Extracted records:
---*---
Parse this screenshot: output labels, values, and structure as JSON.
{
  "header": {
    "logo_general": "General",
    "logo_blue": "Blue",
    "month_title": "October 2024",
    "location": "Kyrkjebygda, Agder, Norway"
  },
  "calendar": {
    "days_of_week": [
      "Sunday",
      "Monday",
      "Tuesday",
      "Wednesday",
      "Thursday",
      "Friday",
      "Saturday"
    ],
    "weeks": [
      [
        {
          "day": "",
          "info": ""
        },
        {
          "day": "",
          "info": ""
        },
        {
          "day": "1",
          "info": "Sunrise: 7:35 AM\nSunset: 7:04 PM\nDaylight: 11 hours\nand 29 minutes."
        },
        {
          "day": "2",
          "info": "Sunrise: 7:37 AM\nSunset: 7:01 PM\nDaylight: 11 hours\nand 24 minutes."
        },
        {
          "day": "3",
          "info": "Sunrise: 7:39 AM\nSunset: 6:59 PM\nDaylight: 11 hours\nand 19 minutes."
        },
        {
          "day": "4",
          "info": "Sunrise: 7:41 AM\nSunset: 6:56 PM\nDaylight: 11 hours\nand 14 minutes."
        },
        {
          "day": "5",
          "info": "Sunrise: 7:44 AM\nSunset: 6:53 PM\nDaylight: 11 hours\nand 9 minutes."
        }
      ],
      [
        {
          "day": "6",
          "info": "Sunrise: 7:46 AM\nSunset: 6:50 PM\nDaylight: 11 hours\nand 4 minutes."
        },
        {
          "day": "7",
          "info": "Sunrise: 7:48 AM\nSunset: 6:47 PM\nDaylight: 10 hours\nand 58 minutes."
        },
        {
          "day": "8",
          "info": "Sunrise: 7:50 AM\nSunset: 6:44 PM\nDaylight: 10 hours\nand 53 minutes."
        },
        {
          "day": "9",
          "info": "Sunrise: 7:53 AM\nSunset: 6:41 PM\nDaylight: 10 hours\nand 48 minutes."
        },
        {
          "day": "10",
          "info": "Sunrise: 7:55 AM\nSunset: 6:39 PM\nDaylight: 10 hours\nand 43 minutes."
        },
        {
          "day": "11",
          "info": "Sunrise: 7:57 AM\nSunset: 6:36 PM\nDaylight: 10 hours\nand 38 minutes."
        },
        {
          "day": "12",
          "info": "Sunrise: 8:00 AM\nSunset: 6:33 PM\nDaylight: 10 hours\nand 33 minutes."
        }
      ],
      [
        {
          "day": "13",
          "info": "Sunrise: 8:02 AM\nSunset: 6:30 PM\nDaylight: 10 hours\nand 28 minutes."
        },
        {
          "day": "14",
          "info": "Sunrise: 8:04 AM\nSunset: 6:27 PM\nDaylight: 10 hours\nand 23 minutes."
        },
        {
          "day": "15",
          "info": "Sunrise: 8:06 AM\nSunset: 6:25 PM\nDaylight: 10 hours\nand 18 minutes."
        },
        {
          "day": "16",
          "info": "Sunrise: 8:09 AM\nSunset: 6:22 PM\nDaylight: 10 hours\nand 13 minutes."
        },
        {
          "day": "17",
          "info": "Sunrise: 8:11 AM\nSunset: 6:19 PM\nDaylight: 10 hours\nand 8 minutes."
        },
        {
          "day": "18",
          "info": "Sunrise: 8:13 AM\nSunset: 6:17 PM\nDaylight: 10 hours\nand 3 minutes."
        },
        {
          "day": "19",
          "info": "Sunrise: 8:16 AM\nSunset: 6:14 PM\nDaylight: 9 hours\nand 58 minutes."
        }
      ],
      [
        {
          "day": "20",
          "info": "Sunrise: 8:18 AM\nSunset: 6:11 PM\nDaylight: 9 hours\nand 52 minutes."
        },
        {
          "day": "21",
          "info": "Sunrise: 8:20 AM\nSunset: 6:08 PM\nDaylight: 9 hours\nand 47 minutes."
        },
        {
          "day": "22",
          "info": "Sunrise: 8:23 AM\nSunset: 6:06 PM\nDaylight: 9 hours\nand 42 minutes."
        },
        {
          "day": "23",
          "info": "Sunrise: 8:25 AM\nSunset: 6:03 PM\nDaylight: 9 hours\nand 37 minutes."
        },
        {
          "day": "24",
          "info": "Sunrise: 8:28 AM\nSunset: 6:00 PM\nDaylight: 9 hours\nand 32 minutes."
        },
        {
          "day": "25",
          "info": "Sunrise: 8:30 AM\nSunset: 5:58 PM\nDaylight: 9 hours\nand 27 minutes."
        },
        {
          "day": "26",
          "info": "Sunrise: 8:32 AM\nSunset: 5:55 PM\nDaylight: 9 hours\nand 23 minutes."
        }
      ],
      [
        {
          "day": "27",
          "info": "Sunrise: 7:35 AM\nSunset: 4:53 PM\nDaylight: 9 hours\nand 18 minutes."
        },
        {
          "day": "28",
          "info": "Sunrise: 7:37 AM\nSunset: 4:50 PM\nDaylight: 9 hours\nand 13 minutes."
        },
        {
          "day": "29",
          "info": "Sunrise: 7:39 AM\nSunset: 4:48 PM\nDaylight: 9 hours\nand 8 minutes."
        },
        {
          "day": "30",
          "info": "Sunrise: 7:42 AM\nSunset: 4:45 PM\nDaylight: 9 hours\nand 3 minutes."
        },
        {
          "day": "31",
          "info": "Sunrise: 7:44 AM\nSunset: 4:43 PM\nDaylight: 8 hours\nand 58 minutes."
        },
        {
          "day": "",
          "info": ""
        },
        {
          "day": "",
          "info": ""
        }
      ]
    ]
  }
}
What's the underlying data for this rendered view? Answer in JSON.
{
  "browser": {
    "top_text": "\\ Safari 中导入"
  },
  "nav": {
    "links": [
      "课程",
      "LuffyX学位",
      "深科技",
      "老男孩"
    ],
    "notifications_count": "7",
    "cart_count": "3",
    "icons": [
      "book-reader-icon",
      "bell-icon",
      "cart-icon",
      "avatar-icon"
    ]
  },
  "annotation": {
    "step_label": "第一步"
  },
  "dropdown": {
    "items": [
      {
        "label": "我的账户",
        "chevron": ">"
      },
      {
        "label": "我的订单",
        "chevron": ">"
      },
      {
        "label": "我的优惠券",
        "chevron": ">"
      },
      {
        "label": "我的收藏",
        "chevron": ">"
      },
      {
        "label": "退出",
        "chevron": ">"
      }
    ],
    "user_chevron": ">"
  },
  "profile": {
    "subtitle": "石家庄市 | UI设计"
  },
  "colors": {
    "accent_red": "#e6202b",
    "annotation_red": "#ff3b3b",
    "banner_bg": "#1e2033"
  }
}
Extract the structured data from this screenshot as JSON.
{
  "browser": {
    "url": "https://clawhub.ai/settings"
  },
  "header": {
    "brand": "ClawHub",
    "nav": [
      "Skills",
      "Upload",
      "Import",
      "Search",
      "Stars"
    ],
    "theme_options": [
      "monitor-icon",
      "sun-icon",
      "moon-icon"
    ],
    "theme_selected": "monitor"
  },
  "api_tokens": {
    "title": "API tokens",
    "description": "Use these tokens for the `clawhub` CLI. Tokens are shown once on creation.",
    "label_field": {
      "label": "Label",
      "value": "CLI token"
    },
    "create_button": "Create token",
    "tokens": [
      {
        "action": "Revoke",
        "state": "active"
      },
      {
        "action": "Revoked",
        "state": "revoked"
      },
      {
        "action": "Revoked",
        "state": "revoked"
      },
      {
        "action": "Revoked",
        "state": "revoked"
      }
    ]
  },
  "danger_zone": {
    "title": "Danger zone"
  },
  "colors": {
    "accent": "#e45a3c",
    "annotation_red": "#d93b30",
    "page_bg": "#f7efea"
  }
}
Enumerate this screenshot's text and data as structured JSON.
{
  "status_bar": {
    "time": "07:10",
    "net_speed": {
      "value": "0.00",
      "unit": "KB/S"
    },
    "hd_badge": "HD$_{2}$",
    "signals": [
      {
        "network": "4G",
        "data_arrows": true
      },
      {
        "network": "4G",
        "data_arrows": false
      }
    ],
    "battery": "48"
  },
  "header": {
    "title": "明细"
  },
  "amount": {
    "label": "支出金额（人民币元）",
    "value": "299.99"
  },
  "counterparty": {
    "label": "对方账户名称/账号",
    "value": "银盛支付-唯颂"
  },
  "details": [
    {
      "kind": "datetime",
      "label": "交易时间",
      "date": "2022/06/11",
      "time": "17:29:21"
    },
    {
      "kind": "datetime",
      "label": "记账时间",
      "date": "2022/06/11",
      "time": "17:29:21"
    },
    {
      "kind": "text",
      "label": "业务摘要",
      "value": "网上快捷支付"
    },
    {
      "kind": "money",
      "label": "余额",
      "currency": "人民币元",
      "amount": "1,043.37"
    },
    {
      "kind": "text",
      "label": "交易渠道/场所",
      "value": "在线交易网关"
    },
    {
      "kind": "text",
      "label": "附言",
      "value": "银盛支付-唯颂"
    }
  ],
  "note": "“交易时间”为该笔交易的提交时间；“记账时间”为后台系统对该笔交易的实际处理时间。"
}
---*---
**REQUIREMENT:**
Show all lines from the listing above in which "交易时间" appears.

**EXPECTED ANSWER:**
      "label": "交易时间",
  "note": "“交易时间”为该笔交易的提交时间；“记账时间”为后台系统对该笔交易的实际处理时间。"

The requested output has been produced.